[Extracts from a graphics dataset]
-- begin --
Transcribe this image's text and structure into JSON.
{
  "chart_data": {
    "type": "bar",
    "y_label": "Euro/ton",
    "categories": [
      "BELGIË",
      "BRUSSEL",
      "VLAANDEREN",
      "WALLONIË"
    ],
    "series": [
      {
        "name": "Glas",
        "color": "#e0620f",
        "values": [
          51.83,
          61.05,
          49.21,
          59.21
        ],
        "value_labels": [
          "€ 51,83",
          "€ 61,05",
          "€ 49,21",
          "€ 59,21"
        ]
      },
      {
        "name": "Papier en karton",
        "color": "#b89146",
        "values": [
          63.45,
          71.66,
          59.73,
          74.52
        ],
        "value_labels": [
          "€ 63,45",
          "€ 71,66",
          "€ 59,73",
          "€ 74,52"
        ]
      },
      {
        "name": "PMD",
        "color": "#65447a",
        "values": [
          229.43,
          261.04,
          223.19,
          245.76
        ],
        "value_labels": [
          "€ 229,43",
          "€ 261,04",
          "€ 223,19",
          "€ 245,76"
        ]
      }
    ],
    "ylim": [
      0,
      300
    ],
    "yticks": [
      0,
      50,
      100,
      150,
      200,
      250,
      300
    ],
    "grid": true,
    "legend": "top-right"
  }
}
-- end --
## WRITTEN EXERCISE:
Count every line of the records that holds "name". State the number, nothing else.

## SOLUTION TO THIS TASK:
3